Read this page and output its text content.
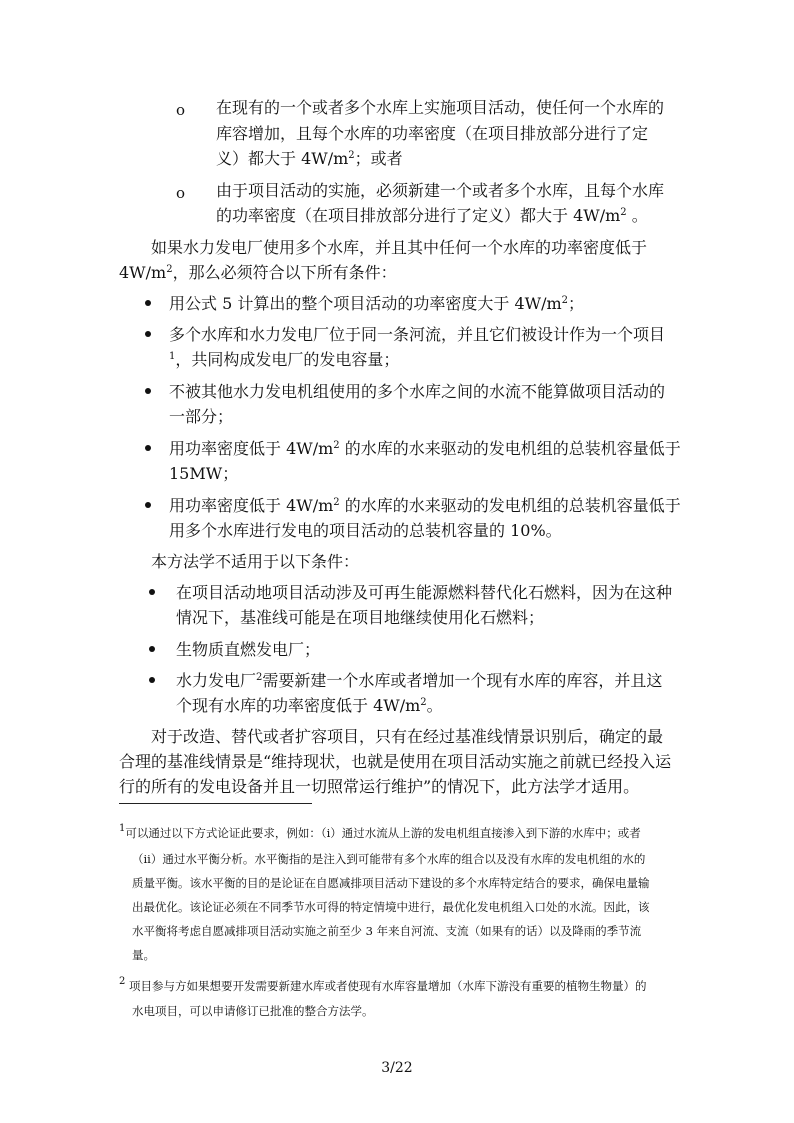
o 在现有的一个或者多个水库上实施项目活动，使任何一个水库的
库容增加，且每个水库的功率密度（在项目排放部分进行了定
义）都大于 $4W/m^2$；或者
o 由于项目活动的实施，必须新建一个或者多个水库，且每个水库
的功率密度（在项目排放部分进行了定义）都大于 $4W/m^2$ 。
如果水力发电厂使用多个水库，并且其中任何一个水库的功率密度低于
$4W/m^2$，那么必须符合以下所有条件：
用公式 5 计算出的整个项目活动的功率密度大于 $4W/m^2$；
多个水库和水力发电厂位于同一条河流，并且它们被设计作为一个项目
$^1$，共同构成发电厂的发电容量；
不被其他水力发电机组使用的多个水库之间的水流不能算做项目活动的
一部分；
用功率密度低于 $4W/m^2$ 的水库的水来驱动的发电机组的总装机容量低于
15MW；
用功率密度低于 $4W/m^2$ 的水库的水来驱动的发电机组的总装机容量低于
用多个水库进行发电的项目活动的总装机容量的 10%。
本方法学不适用于以下条件：
在项目活动地项目活动涉及可再生能源燃料替代化石燃料，因为在这种
情况下，基准线可能是在项目地继续使用化石燃料；
生物质直燃发电厂；
水力发电厂$^2$需要新建一个水库或者增加一个现有水库的库容，并且这
个现有水库的功率密度低于 $4W/m^2$。
对于改造、替代或者扩容项目，只有在经过基准线情景识别后，确定的最
合理的基准线情景是“维持现状，也就是使用在项目活动实施之前就已经投入运
行的所有的发电设备并且一切照常运行维护”的情况下，此方法学才适用。
$^1$可以通过以下方式论证此要求，例如：（i）通过水流从上游的发电机组直接渗入到下游的水库中；或者
（ii）通过水平衡分析。水平衡指的是注入到可能带有多个水库的组合以及没有水库的发电机组的水的
质量平衡。该水平衡的目的是论证在自愿减排项目活动下建设的多个水库特定结合的要求，确保电量输
出最优化。该论证必须在不同季节水可得的特定情境中进行，最优化发电机组入口处的水流。因此，该
水平衡将考虑自愿减排项目活动实施之前至少 3 年来自河流、支流（如果有的话）以及降雨的季节流
量。
$^2$ 项目参与方如果想要开发需要新建水库或者使现有水库容量增加（水库下游没有重要的植物生物量）的
水电项目，可以申请修订已批准的整合方法学。
3/22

########

Exercise directions>
Reproduce the full listing faithfully, but do not carry over any pictures.

Complete answer>
Read this page and output its text content.
o 在现有的一个或者多个水库上实施项目活动，使任何一个水库的
库容增加，且每个水库的功率密度（在项目排放部分进行了定
义）都大于 $4W/m^2$；或者
o 由于项目活动的实施，必须新建一个或者多个水库，且每个水库
的功率密度（在项目排放部分进行了定义）都大于 $4W/m^2$ 。
如果水力发电厂使用多个水库，并且其中任何一个水库的功率密度低于
$4W/m^2$，那么必须符合以下所有条件：
用公式 5 计算出的整个项目活动的功率密度大于 $4W/m^2$；
多个水库和水力发电厂位于同一条河流，并且它们被设计作为一个项目
$^1$，共同构成发电厂的发电容量；
不被其他水力发电机组使用的多个水库之间的水流不能算做项目活动的
一部分；
用功率密度低于 $4W/m^2$ 的水库的水来驱动的发电机组的总装机容量低于
15MW；
用功率密度低于 $4W/m^2$ 的水库的水来驱动的发电机组的总装机容量低于
用多个水库进行发电的项目活动的总装机容量的 10%。
本方法学不适用于以下条件：
在项目活动地项目活动涉及可再生能源燃料替代化石燃料，因为在这种
情况下，基准线可能是在项目地继续使用化石燃料；
生物质直燃发电厂；
水力发电厂$^2$需要新建一个水库或者增加一个现有水库的库容，并且这
个现有水库的功率密度低于 $4W/m^2$。
对于改造、替代或者扩容项目，只有在经过基准线情景识别后，确定的最
合理的基准线情景是“维持现状，也就是使用在项目活动实施之前就已经投入运
行的所有的发电设备并且一切照常运行维护”的情况下，此方法学才适用。
$^1$可以通过以下方式论证此要求，例如：（i）通过水流从上游的发电机组直接渗入到下游的水库中；或者
（ii）通过水平衡分析。水平衡指的是注入到可能带有多个水库的组合以及没有水库的发电机组的水的
质量平衡。该水平衡的目的是论证在自愿减排项目活动下建设的多个水库特定结合的要求，确保电量输
出最优化。该论证必须在不同季节水可得的特定情境中进行，最优化发电机组入口处的水流。因此，该
水平衡将考虑自愿减排项目活动实施之前至少 3 年来自河流、支流（如果有的话）以及降雨的季节流
量。
$^2$ 项目参与方如果想要开发需要新建水库或者使现有水库容量增加（水库下游没有重要的植物生物量）的
水电项目，可以申请修订已批准的整合方法学。
3/22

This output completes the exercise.